# What you have to do
Would you transcribe the listing that follows, character for character, and omit its images?
:: Material
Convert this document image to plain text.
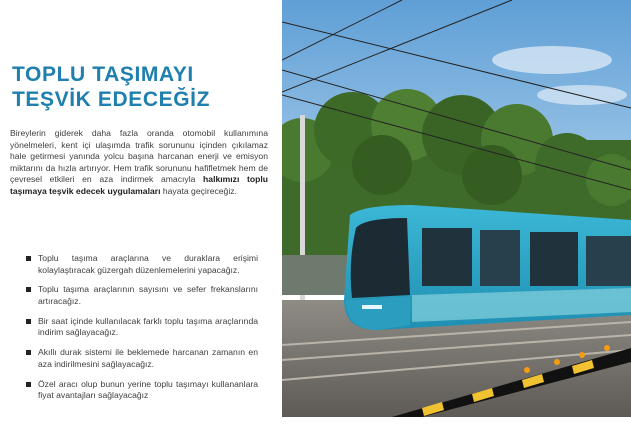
TOPLU TAŞIMAYI
TEŞVİK EDECEĞİZ

Bireylerin giderek daha fazla oranda otomobil kullanımına yönelmeleri, kent içi ulaşımda trafik sorununu içinden çıkılamaz hale getirmesi yanında yolcu başına harcanan enerji ve emisyon miktarını da hızla artırıyor. Hem trafik sorununu hafifletmek hem de çevresel etkileri en aza indirmek amacıyla halkımızı toplu taşımaya teşvik edecek uygulamaları hayata geçireceğiz.

Toplu taşıma araçlarına ve duraklara erişimi kolaylaştıracak güzergah düzenlemelerini yapacağız.
Toplu taşıma araçlarının sayısını ve sefer frekanslarını artıracağız.
Bir saat içinde kullanılacak farklı toplu taşıma araçlarında indirim sağlayacağız.
Akıllı durak sistemi ile beklemede harcanan zamanın en aza indirilmesini sağlayacağız.
Özel aracı olup bunun yerine toplu taşımayı kullananlara fiyat avantajları sağlayacağız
::::
# Finished answer
Convert this document image to plain text.
TOPLU TAŞIMAYI
TEŞVİK EDECEĞİZ

Bireylerin giderek daha fazla oranda otomobil kullanımına yönelmeleri, kent içi ulaşımda trafik sorununu içinden çıkılamaz hale getirmesi yanında yolcu başına harcanan enerji ve emisyon miktarını da hızla artırıyor. Hem trafik sorununu hafifletmek hem de çevresel etkileri en aza indirmek amacıyla halkımızı toplu taşımaya teşvik edecek uygulamaları hayata geçireceğiz.

Toplu taşıma araçlarına ve duraklara erişimi kolaylaştıracak güzergah düzenlemelerini yapacağız.
Toplu taşıma araçlarının sayısını ve sefer frekanslarını artıracağız.
Bir saat içinde kullanılacak farklı toplu taşıma araçlarında indirim sağlayacağız.
Akıllı durak sistemi ile beklemede harcanan zamanın en aza indirilmesini sağlayacağız.
Özel aracı olup bunun yerine toplu taşımayı kullananlara fiyat avantajları sağlayacağız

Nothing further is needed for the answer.